▶ _GIVEN EXERCISE_:
Locate each line below that includes "Step" and reproduce it.

▶ _SUPPLIED INFORMATION_:
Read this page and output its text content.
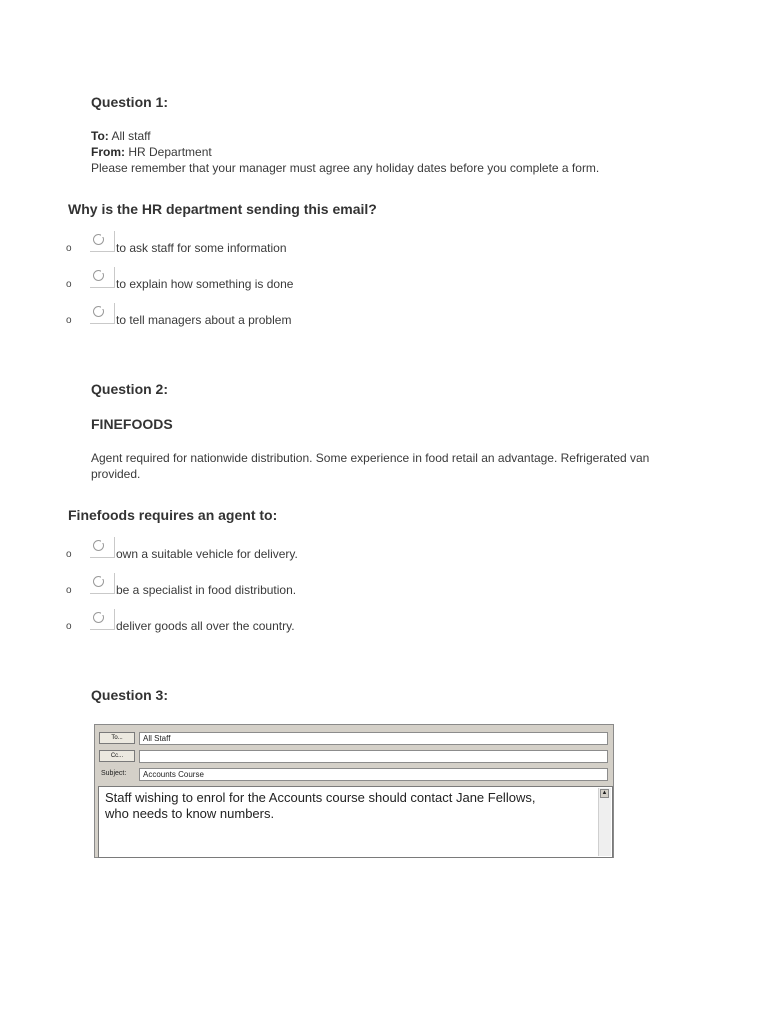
Question 1:
To: All staff
From: HR Department
Please remember that your manager must agree any holiday dates before you complete a form.
Why is the HR department sending this email?
o	to ask staff for some information
o	to explain how something is done
o	to tell managers about a problem
Question 2:
FINEFOODS
Agent required for nationwide distribution. Some experience in food retail an advantage. Refrigerated van
provided.
Finefoods requires an agent to:
o	own a suitable vehicle for delivery.
o	be a specialist in food distribution.
o	deliver goods all over the country.
Question 3:
To...	All Staff
Cc...
Subject:	Accounts Course
Staff wishing to enrol for the Accounts course should contact Jane Fellows,
who needs to know numbers.
▲
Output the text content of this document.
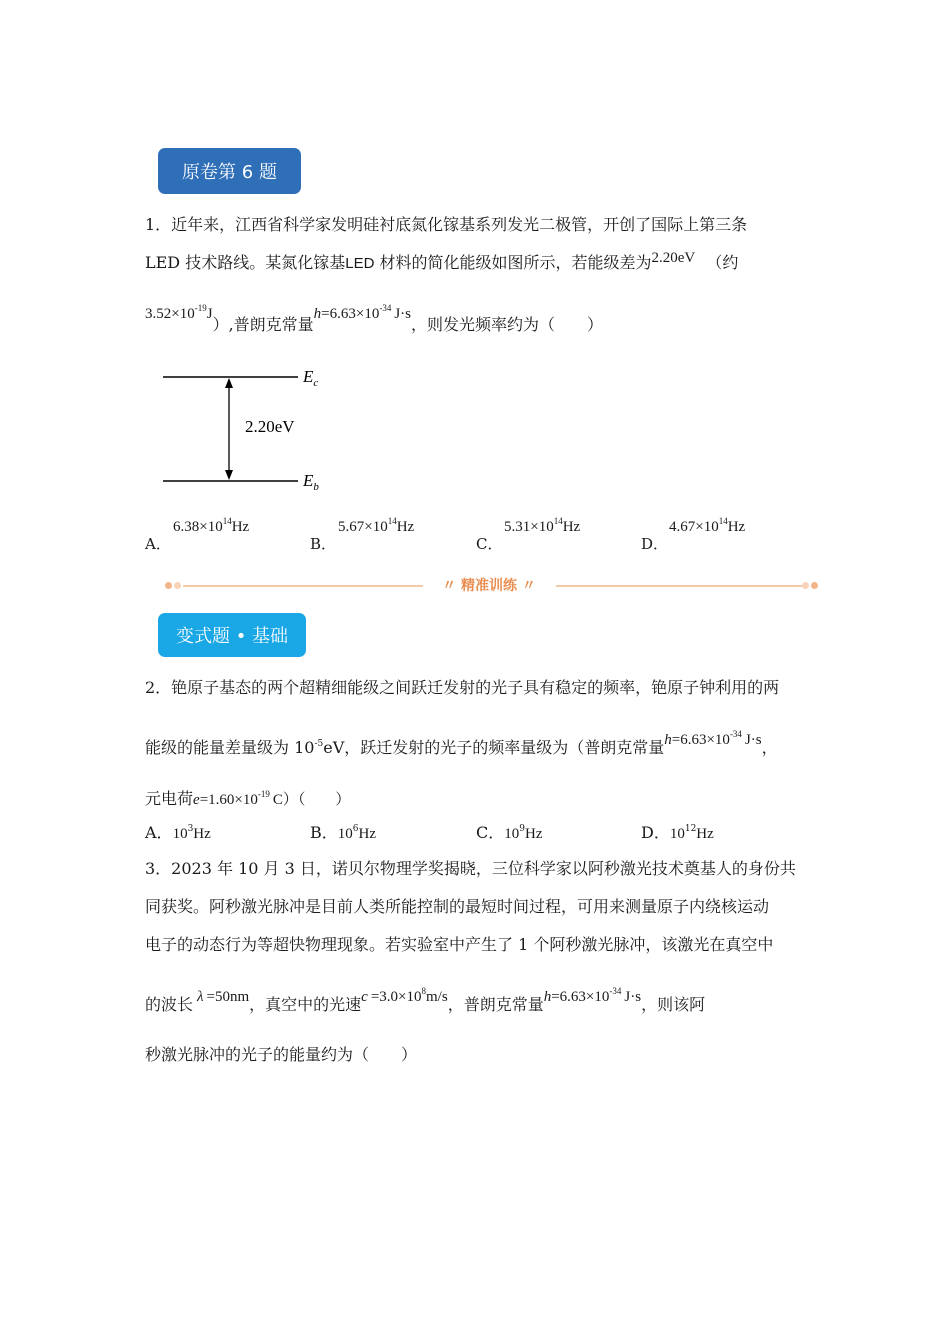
原卷第 6 题
1．近年来，江西省科学家发明硅衬底氮化镓基系列发光二极管，开创了国际上第三条
LED 技术路线。某氮化镓基LED 材料的简化能级如图所示，若能级差为2.20eV （约
$3.52\times 10^{-19}J$）,普朗克常量$h=6.63\times 10^{-34}$ J·s，则发光频率约为（　　）
2.20eV
$E_c$
$E_b$
A．
$6.38\times 10^{14}Hz$
B．
$5.67\times 10^{14}Hz$
C．
$5.31\times 10^{14}Hz$
D．
$4.67\times 10^{14}Hz$
〃 精准训练 〃
变式题 • 基础
2．铯原子基态的两个超精细能级之间跃迁发射的光子具有稳定的频率，铯原子钟利用的两
能级的能量差量级为 $10^{-5}eV$，跃迁发射的光子的频率量级为（普朗克常量$h=6.63\times 10^{-34}$ J·s，
元电荷$e=1.60\times 10^{-19}$ C）（　　）
A．$10^3Hz$	B．$10^6Hz$	C．$10^9Hz$	D．$10^{12}Hz$
3．2023 年 10 月 3 日，诺贝尔物理学奖揭晓，三位科学家以阿秒激光技术奠基人的身份共
同获奖。阿秒激光脉冲是目前人类所能控制的最短时间过程，可用来测量原子内绕核运动
电子的动态行为等超快物理现象。若实验室中产生了 1 个阿秒激光脉冲，该激光在真空中
的波长 λ =50nm，真空中的光速$c =3.0\times 10^8m/s$，普朗克常量$h=6.63\times 10^{-34}$ J·s，则该阿
秒激光脉冲的光子的能量约为（　　）
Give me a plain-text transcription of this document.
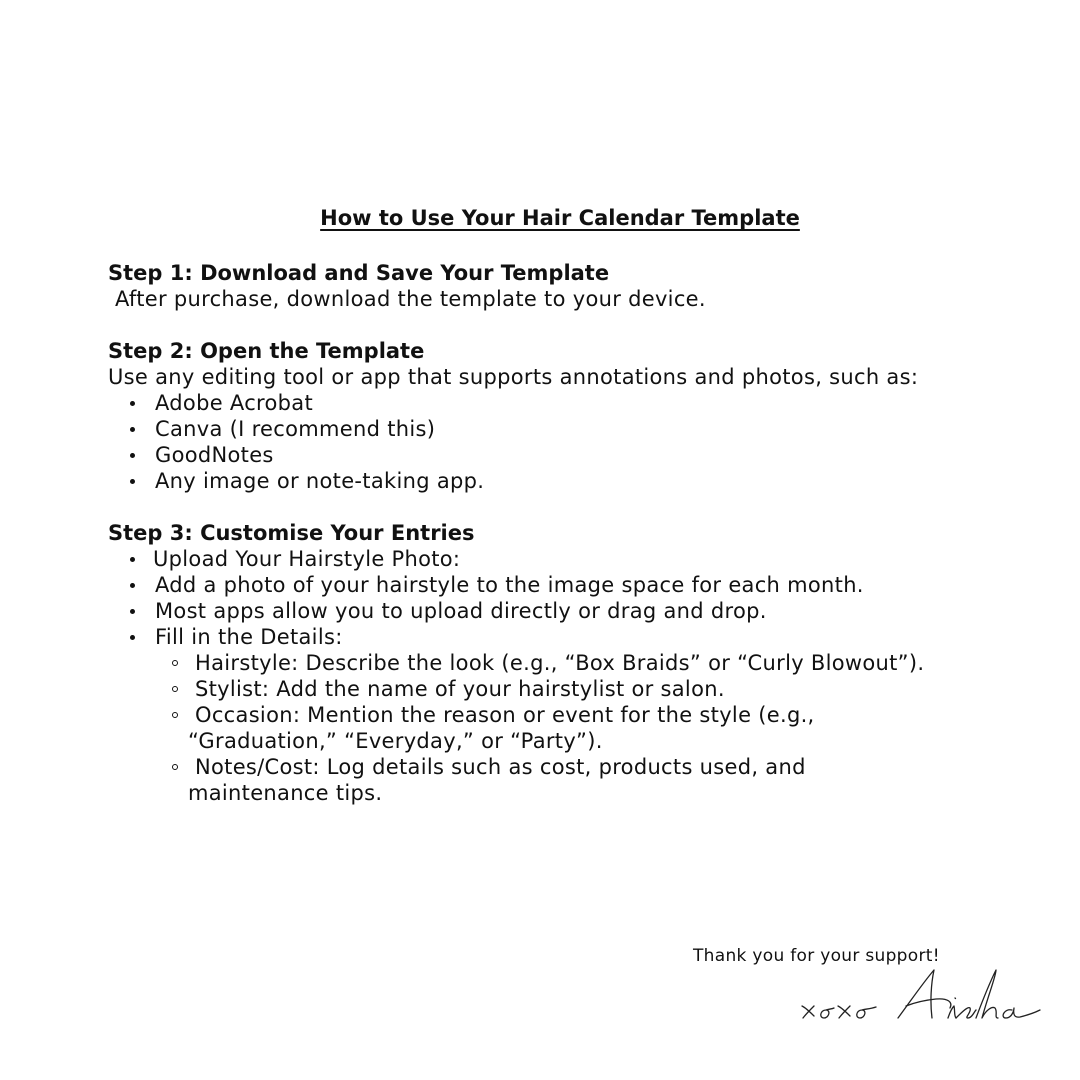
How to Use Your Hair Calendar Template

Step 1: Download and Save Your Template

After purchase, download the template to your device.

Step 2: Open the Template

Use any editing tool or app that supports annotations and photos, such as:

Adobe Acrobat
Canva (I recommend this)
GoodNotes
Any image or note-taking app.

Step 3: Customise Your Entries

Upload Your Hairstyle Photo:
Add a photo of your hairstyle to the image space for each month.
Most apps allow you to upload directly or drag and drop.
Fill in the Details:
Hairstyle: Describe the look (e.g., “Box Braids” or “Curly Blowout”).
Stylist: Add the name of your hairstylist or salon.
Occasion: Mention the reason or event for the style (e.g.,
“Graduation,” “Everyday,” or “Party”).
Notes/Cost: Log details such as cost, products used, and
maintenance tips.

Thank you for your support!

▶ _FINISHED ANSWER_:
Step 1: Download and Save Your Template
Step 2: Open the Template
Step 3: Customise Your Entries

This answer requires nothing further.